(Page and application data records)
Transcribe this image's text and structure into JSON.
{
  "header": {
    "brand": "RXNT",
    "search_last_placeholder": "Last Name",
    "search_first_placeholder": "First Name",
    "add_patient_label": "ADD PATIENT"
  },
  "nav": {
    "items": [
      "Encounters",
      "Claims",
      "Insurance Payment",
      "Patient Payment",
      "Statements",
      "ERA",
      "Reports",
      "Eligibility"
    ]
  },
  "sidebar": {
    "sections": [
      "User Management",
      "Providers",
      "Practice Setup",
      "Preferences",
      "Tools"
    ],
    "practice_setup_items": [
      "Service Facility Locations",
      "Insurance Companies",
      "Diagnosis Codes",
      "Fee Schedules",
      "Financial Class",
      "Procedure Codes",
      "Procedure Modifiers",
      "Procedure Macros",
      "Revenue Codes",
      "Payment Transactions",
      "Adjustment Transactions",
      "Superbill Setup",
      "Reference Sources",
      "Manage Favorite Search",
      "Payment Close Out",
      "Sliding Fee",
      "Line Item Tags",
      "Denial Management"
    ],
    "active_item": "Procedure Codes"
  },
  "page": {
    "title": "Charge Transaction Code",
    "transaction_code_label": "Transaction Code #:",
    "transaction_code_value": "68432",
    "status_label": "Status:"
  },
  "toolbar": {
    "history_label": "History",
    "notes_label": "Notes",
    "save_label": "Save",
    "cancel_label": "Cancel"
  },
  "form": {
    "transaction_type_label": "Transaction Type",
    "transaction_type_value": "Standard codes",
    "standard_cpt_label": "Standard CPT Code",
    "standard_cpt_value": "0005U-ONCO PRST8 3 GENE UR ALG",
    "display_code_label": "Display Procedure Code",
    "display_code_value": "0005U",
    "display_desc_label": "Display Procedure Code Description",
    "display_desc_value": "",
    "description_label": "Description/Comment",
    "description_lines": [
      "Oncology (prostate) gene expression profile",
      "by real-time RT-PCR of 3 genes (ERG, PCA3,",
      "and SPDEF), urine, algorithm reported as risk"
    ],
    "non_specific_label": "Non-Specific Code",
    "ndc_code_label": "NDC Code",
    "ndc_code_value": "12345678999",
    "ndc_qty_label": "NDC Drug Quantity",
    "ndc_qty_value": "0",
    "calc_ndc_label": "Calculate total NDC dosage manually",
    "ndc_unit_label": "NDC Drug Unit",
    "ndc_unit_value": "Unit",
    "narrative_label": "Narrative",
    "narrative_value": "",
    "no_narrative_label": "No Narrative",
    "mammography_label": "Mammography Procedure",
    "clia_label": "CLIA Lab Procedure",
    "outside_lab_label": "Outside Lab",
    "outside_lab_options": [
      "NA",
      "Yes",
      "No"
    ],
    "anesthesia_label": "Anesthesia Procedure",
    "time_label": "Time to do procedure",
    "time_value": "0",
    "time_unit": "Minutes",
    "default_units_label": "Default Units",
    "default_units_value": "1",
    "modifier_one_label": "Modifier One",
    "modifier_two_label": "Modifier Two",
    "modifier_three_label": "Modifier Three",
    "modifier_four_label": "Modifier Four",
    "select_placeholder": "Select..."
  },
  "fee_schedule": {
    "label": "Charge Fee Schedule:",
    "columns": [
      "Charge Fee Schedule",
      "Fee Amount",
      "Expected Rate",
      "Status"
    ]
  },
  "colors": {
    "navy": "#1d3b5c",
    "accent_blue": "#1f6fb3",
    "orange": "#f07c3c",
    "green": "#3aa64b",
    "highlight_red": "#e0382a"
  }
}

EXERCISE PROMPT >> Where does the string "Transactions" appear in the records above? Show every line that holds it.

RESULT OF THE TASK >>
      "Payment Transactions",
      "Adjustment Transactions",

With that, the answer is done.